--- START OF Data for the task ---
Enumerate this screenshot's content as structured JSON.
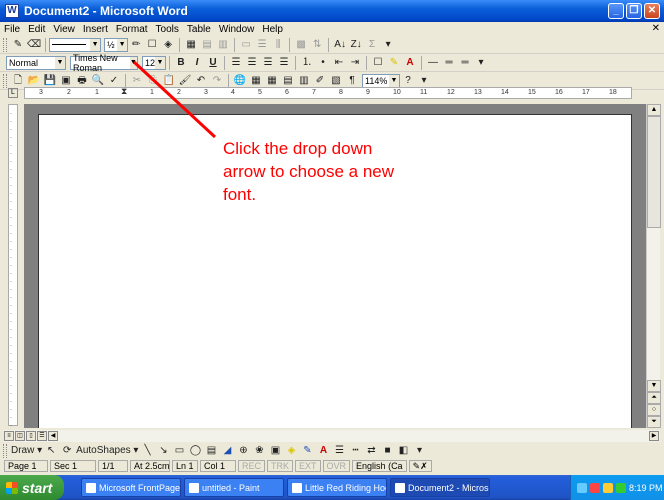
{
  "window": {
    "title": "Document2 - Microsoft Word",
    "app_icon": "W"
  },
  "menu": [
    "File",
    "Edit",
    "View",
    "Insert",
    "Format",
    "Tools",
    "Table",
    "Window",
    "Help"
  ],
  "toolbar_top": {
    "line_weight": "½"
  },
  "formatting": {
    "style": "Normal",
    "font": "Times New Roman",
    "size": "12",
    "bold": "B",
    "italic": "I",
    "underline": "U"
  },
  "standard": {
    "zoom": "114%"
  },
  "ruler_numbers": [
    "3",
    "2",
    "1",
    "1",
    "2",
    "3",
    "4",
    "5",
    "6",
    "7",
    "8",
    "9",
    "10",
    "11",
    "12",
    "13",
    "14",
    "15",
    "16",
    "17",
    "18"
  ],
  "annotation": {
    "text": "Click the drop down arrow to choose a new font.",
    "color": "#ff0000"
  },
  "drawing": {
    "draw_label": "Draw",
    "autoshapes_label": "AutoShapes"
  },
  "status": {
    "page": "Page 1",
    "sec": "Sec 1",
    "pages": "1/1",
    "at": "At 2.5cm",
    "ln": "Ln 1",
    "col": "Col 1",
    "rec": "REC",
    "trk": "TRK",
    "ext": "EXT",
    "ovr": "OVR",
    "lang": "English (Ca"
  },
  "taskbar": {
    "start": "start",
    "tasks": [
      "Microsoft FrontPage -...",
      "untitled - Paint",
      "Little Red Riding Hoo...",
      "Document2 - Microsof..."
    ],
    "clock": "8:19 PM"
  }
}
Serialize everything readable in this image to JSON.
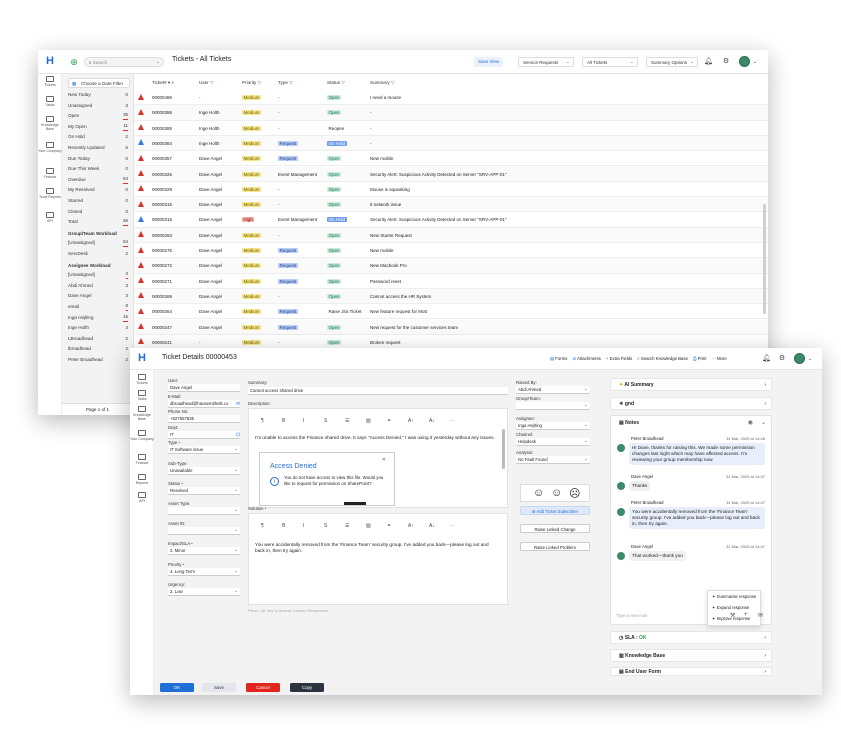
{
  "list_window": {
    "search_placeholder": "Search",
    "title": "Tickets - All Tickets",
    "save_view": "Save View",
    "dropdowns": [
      "Service Requests",
      "All Tickets",
      "Summary Options"
    ],
    "nav": [
      "Tickets",
      "Tasks",
      "Knowledge Base",
      "Your Company",
      "Finance",
      "Tools Reports",
      "API"
    ],
    "date_filter": "Choose a Date Filter",
    "filters": [
      {
        "label": "New Today",
        "count": "0"
      },
      {
        "label": "Unassigned",
        "count": "3"
      },
      {
        "label": "Open",
        "count": "35"
      },
      {
        "label": "My Open",
        "count": "11"
      },
      {
        "label": "On Hold",
        "count": "2"
      },
      {
        "label": "Recently Updated",
        "count": "6"
      },
      {
        "label": "Due Today",
        "count": "0"
      },
      {
        "label": "Due This Week",
        "count": "0"
      },
      {
        "label": "Overdue",
        "count": "54"
      },
      {
        "label": "My Resolved",
        "count": "0"
      },
      {
        "label": "Starred",
        "count": "0"
      },
      {
        "label": "Closed",
        "count": "0"
      },
      {
        "label": "Total",
        "count": "56"
      }
    ],
    "group_header": "Group/Team Workload",
    "groups": [
      {
        "label": "[Unassigned]",
        "count": "54"
      },
      {
        "label": "ServDesk",
        "count": "2"
      }
    ],
    "assignee_header": "Assignee Workload",
    "assignees": [
      {
        "label": "[Unassigned]",
        "count": "3"
      },
      {
        "label": "Abdi Ahmed",
        "count": "3"
      },
      {
        "label": "Dave Angel",
        "count": "3"
      },
      {
        "label": "email",
        "count": "8"
      },
      {
        "label": "Inga Hejlting",
        "count": "16"
      },
      {
        "label": "Inge Holth",
        "count": "3"
      },
      {
        "label": "LBroadhead",
        "count": "2"
      },
      {
        "label": "lbroadhead",
        "count": "2"
      },
      {
        "label": "Peter Broadhead",
        "count": "2"
      }
    ],
    "page_label": "Page 1 of 1",
    "columns": [
      "Ticket#",
      "User",
      "Priority",
      "Type",
      "Status",
      "Summary"
    ],
    "rows": [
      {
        "id": "00000486",
        "user": "-",
        "priority": "Medium",
        "type": "-",
        "status": "Open",
        "summary": "I need a mouse",
        "icon": "red"
      },
      {
        "id": "00000386",
        "user": "Inge Holth",
        "priority": "Medium",
        "type": "-",
        "status": "Open",
        "summary": "-",
        "icon": "red"
      },
      {
        "id": "00000385",
        "user": "Inge Holth",
        "priority": "Medium",
        "type": "-",
        "status": "Reopen",
        "summary": "-",
        "icon": "red"
      },
      {
        "id": "00000384",
        "user": "Inge Holth",
        "priority": "Medium",
        "type": "Request",
        "status": "On Hold",
        "summary": "-",
        "icon": "blue"
      },
      {
        "id": "00000357",
        "user": "Dave Angel",
        "priority": "Medium",
        "type": "Request",
        "status": "Open",
        "summary": "New mobile",
        "icon": "red"
      },
      {
        "id": "00000325",
        "user": "Dave Angel",
        "priority": "Medium",
        "type": "Event Management",
        "status": "Open",
        "summary": "Security Alert: Suspicious Activity Detected on Server \"SRV-APP-01\"",
        "icon": "red"
      },
      {
        "id": "00000329",
        "user": "Dave Angel",
        "priority": "Medium",
        "type": "-",
        "status": "Open",
        "summary": "Mouse is squeaking",
        "icon": "red"
      },
      {
        "id": "00000316",
        "user": "Dave Angel",
        "priority": "Medium",
        "type": "-",
        "status": "Open",
        "summary": "8 network issue",
        "icon": "red"
      },
      {
        "id": "00000315",
        "user": "Dave Angel",
        "priority": "High",
        "type": "Event Management",
        "status": "On Hold",
        "summary": "Security Alert: Suspicious Activity Detected on Server \"SRV-APP-01\"",
        "icon": "blue"
      },
      {
        "id": "00000283",
        "user": "Dave Angel",
        "priority": "Medium",
        "type": "-",
        "status": "Open",
        "summary": "New Starter Request",
        "icon": "red"
      },
      {
        "id": "00000276",
        "user": "Dave Angel",
        "priority": "Medium",
        "type": "Request",
        "status": "Open",
        "summary": "New mobile",
        "icon": "red"
      },
      {
        "id": "00000272",
        "user": "Dave Angel",
        "priority": "Medium",
        "type": "Request",
        "status": "Open",
        "summary": "New Macbook Pro",
        "icon": "red"
      },
      {
        "id": "00000271",
        "user": "Dave Angel",
        "priority": "Medium",
        "type": "Request",
        "status": "Open",
        "summary": "Password reset",
        "icon": "red"
      },
      {
        "id": "00000269",
        "user": "Dave Angel",
        "priority": "Medium",
        "type": "-",
        "status": "Open",
        "summary": "Cannot access the HR System",
        "icon": "red"
      },
      {
        "id": "00000264",
        "user": "Dave Angel",
        "priority": "Medium",
        "type": "Request",
        "status": "Raise Jira Ticket",
        "summary": "New feature request for Mott",
        "icon": "red"
      },
      {
        "id": "00000247",
        "user": "Dave Angel",
        "priority": "Medium",
        "type": "Request",
        "status": "Open",
        "summary": "New request for the customer services team",
        "icon": "red"
      },
      {
        "id": "00000241",
        "user": "-",
        "priority": "Medium",
        "type": "-",
        "status": "Open",
        "summary": "Broken request",
        "icon": "red"
      }
    ]
  },
  "detail_window": {
    "title": "Ticket Details 00000453",
    "toolbar": [
      "Forms",
      "Attachments",
      "Extra Fields",
      "Search Knowledge Base",
      "Print",
      "More"
    ],
    "nav": [
      "Tickets",
      "Tasks",
      "Knowledge Base",
      "Your Company",
      "Finance",
      "Reports",
      "API"
    ],
    "left_fields": [
      {
        "label": "User:",
        "value": "Dave Angel",
        "required": false,
        "dropdown": false
      },
      {
        "label": "E-Mail:",
        "value": "dbroadhead@hausemithelit.co",
        "required": false,
        "dropdown": false
      },
      {
        "label": "Phone No:",
        "value": "+527557835",
        "required": false,
        "dropdown": false
      },
      {
        "label": "Dept:",
        "value": "IT",
        "required": false,
        "dropdown": false
      },
      {
        "label": "Type",
        "value": "IT Software issue",
        "required": true,
        "dropdown": true
      },
      {
        "label": "Sub-Type:",
        "value": "Unavailable",
        "required": false,
        "dropdown": true
      },
      {
        "label": "Status",
        "value": "Resolved",
        "required": true,
        "dropdown": true
      },
      {
        "label": "Asset Type:",
        "value": "",
        "required": false,
        "dropdown": true
      },
      {
        "label": "Asset ID:",
        "value": "",
        "required": false,
        "dropdown": true
      },
      {
        "label": "Impact/SLA",
        "value": "2. Minor",
        "required": true,
        "dropdown": true
      },
      {
        "label": "Priority",
        "value": "4. Long Term",
        "required": true,
        "dropdown": true
      },
      {
        "label": "Urgency:",
        "value": "2. Low",
        "required": false,
        "dropdown": true
      }
    ],
    "summary_label": "Summary:",
    "summary_value": "Cannot access shared drive",
    "description_label": "Description:",
    "description_text": "I'm unable to access the Finance shared drive. It says \"Access Denied.\" I was using it yesterday without any issues.",
    "dialog_title": "Access Denied",
    "dialog_text": "You do not have access to view this file. Would you like to request for permission on SharePoint?",
    "solution_label": "Solution",
    "solution_text": "You were accidentally removed from the 'Finance Team' security group. I've added you back—please log out and back in, then try again.",
    "hint": "Press '/@' key to access Canned Responses",
    "mid_fields": [
      {
        "label": "Raised By:",
        "value": "Abdi Ahmed"
      },
      {
        "label": "Group/Team:",
        "value": ""
      },
      {
        "label": "Assignee:",
        "value": "Inga Hejlting"
      },
      {
        "label": "Channel:",
        "value": "Helpdesk"
      },
      {
        "label": "Analysis:",
        "value": "No Fault Found"
      }
    ],
    "add_subscriber": "Add Ticket Subscriber",
    "link_change": "Raise Linked Change",
    "link_problem": "Raise Linked Problem",
    "ai_summary": "AI Summary",
    "gnd": "gnd",
    "notes_label": "Notes",
    "notes": [
      {
        "author": "Peter Broadhead",
        "date": "31 Mar, 2025 at 14:46",
        "text": "Hi Dave, thanks for raising this. We made some permission changes last night which may have affected access. I'm reviewing your group membership now."
      },
      {
        "author": "Dave Angel",
        "date": "31 Mar, 2025 at 14:47",
        "text": "Thanks"
      },
      {
        "author": "Peter Broadhead",
        "date": "31 Mar, 2025 at 14:47",
        "text": "You were accidentally removed from the 'Finance Team' security group. I've added you back—please log out and back in, then try again."
      },
      {
        "author": "Dave Angel",
        "date": "31 Mar, 2025 at 14:47",
        "text": "That worked—thank you"
      }
    ],
    "ai_menu": [
      "Summarise response",
      "Expand response",
      "Improve response"
    ],
    "note_placeholder": "Type a new note",
    "sla_label": "SLA :",
    "sla_value": "OK",
    "kb_label": "Knowledge Base",
    "end_user_label": "End User Form",
    "buttons": {
      "ok": "OK",
      "save": "Save",
      "cancel": "Cancel",
      "copy": "Copy"
    }
  }
}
--- END OF Data for the task ---
§ What the exercise asks
Go through the listing above and locate each line that holds the word "added". Copy those lines.

§ Task output
    "solution_text": "You were accidentally removed from the 'Finance Team' security group. I've added you back—please log out and back in, then try again.",
        "text": "You were accidentally removed from the 'Finance Team' security group. I've added you back—please log out and back in, then try again."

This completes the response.